Material for this task –

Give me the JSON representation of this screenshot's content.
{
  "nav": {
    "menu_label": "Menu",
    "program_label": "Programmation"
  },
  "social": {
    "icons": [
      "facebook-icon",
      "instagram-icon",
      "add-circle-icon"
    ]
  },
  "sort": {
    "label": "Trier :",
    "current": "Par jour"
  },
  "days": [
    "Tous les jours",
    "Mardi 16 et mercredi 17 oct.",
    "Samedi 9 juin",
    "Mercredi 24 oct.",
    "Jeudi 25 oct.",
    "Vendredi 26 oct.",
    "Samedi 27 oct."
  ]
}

Exercise directions – Recopy the entries above exactly, with every line included.

The reply –
Give me the JSON representation of this screenshot's content.
{
  "nav": {
    "menu_label": "Menu",
    "program_label": "Programmation"
  },
  "social": {
    "icons": [
      "facebook-icon",
      "instagram-icon",
      "add-circle-icon"
    ]
  },
  "sort": {
    "label": "Trier :",
    "current": "Par jour"
  },
  "days": [
    "Tous les jours",
    "Mardi 16 et mercredi 17 oct.",
    "Samedi 9 juin",
    "Mercredi 24 oct.",
    "Jeudi 25 oct.",
    "Vendredi 26 oct.",
    "Samedi 27 oct."
  ]
}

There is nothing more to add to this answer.